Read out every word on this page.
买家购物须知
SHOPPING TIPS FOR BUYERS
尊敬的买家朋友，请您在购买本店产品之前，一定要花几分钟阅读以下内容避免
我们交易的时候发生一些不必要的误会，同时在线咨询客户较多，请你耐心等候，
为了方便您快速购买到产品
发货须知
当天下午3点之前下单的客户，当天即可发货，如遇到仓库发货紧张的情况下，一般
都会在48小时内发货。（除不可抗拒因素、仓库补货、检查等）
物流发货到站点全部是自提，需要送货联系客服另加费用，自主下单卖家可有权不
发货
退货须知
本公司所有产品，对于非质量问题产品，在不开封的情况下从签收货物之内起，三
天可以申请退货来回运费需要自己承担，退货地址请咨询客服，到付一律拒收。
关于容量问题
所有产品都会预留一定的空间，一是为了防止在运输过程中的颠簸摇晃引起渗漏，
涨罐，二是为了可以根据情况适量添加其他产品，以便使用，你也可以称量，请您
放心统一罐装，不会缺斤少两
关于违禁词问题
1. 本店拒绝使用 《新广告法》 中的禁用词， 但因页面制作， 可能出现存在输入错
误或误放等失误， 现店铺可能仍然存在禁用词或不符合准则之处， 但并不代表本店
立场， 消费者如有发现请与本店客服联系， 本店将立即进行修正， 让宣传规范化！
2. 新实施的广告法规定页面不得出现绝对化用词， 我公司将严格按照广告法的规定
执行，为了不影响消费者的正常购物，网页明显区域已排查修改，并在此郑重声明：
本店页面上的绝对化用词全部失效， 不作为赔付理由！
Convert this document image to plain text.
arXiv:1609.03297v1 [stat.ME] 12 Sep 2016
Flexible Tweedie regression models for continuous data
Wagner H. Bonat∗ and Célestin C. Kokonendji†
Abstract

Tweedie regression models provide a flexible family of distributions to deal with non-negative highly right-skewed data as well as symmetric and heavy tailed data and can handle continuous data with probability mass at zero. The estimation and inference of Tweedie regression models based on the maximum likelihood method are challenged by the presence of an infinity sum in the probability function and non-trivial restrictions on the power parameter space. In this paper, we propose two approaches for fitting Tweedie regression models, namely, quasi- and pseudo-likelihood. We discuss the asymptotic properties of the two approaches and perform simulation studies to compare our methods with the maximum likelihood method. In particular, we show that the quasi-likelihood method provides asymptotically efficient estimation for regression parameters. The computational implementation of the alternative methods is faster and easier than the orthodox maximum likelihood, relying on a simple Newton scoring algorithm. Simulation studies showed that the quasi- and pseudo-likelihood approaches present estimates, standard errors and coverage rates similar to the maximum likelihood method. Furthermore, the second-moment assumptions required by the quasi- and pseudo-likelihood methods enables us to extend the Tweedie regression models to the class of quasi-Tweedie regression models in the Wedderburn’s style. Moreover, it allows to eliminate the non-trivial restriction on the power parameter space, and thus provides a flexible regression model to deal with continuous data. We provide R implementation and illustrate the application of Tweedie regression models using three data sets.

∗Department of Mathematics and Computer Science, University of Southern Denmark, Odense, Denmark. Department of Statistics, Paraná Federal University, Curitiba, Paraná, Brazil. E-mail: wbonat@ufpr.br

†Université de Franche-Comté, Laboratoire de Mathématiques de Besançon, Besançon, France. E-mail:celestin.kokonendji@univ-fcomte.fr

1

-=-=-

Every line of the records above needs to be given again exactly.

(SOLUTION TO THE EXERCISE)
Read out every word on this page.
买家购物须知
SHOPPING TIPS FOR BUYERS
尊敬的买家朋友，请您在购买本店产品之前，一定要花几分钟阅读以下内容避免
我们交易的时候发生一些不必要的误会，同时在线咨询客户较多，请你耐心等候，
为了方便您快速购买到产品
发货须知
当天下午3点之前下单的客户，当天即可发货，如遇到仓库发货紧张的情况下，一般
都会在48小时内发货。（除不可抗拒因素、仓库补货、检查等）
物流发货到站点全部是自提，需要送货联系客服另加费用，自主下单卖家可有权不
发货
退货须知
本公司所有产品，对于非质量问题产品，在不开封的情况下从签收货物之内起，三
天可以申请退货来回运费需要自己承担，退货地址请咨询客服，到付一律拒收。
关于容量问题
所有产品都会预留一定的空间，一是为了防止在运输过程中的颠簸摇晃引起渗漏，
涨罐，二是为了可以根据情况适量添加其他产品，以便使用，你也可以称量，请您
放心统一罐装，不会缺斤少两
关于违禁词问题
1. 本店拒绝使用 《新广告法》 中的禁用词， 但因页面制作， 可能出现存在输入错
误或误放等失误， 现店铺可能仍然存在禁用词或不符合准则之处， 但并不代表本店
立场， 消费者如有发现请与本店客服联系， 本店将立即进行修正， 让宣传规范化！
2. 新实施的广告法规定页面不得出现绝对化用词， 我公司将严格按照广告法的规定
执行，为了不影响消费者的正常购物，网页明显区域已排查修改，并在此郑重声明：
本店页面上的绝对化用词全部失效， 不作为赔付理由！
Convert this document image to plain text.
arXiv:1609.03297v1 [stat.ME] 12 Sep 2016
Flexible Tweedie regression models for continuous data
Wagner H. Bonat∗ and Célestin C. Kokonendji†
Abstract

Tweedie regression models provide a flexible family of distributions to deal with non-negative highly right-skewed data as well as symmetric and heavy tailed data and can handle continuous data with probability mass at zero. The estimation and inference of Tweedie regression models based on the maximum likelihood method are challenged by the presence of an infinity sum in the probability function and non-trivial restrictions on the power parameter space. In this paper, we propose two approaches for fitting Tweedie regression models, namely, quasi- and pseudo-likelihood. We discuss the asymptotic properties of the two approaches and perform simulation studies to compare our methods with the maximum likelihood method. In particular, we show that the quasi-likelihood method provides asymptotically efficient estimation for regression parameters. The computational implementation of the alternative methods is faster and easier than the orthodox maximum likelihood, relying on a simple Newton scoring algorithm. Simulation studies showed that the quasi- and pseudo-likelihood approaches present estimates, standard errors and coverage rates similar to the maximum likelihood method. Furthermore, the second-moment assumptions required by the quasi- and pseudo-likelihood methods enables us to extend the Tweedie regression models to the class of quasi-Tweedie regression models in the Wedderburn’s style. Moreover, it allows to eliminate the non-trivial restriction on the power parameter space, and thus provides a flexible regression model to deal with continuous data. We provide R implementation and illustrate the application of Tweedie regression models using three data sets.

∗Department of Mathematics and Computer Science, University of Southern Denmark, Odense, Denmark. Department of Statistics, Paraná Federal University, Curitiba, Paraná, Brazil. E-mail: wbonat@ufpr.br

†Université de Franche-Comté, Laboratoire de Mathématiques de Besançon, Besançon, France. E-mail:celestin.kokonendji@univ-fcomte.fr

1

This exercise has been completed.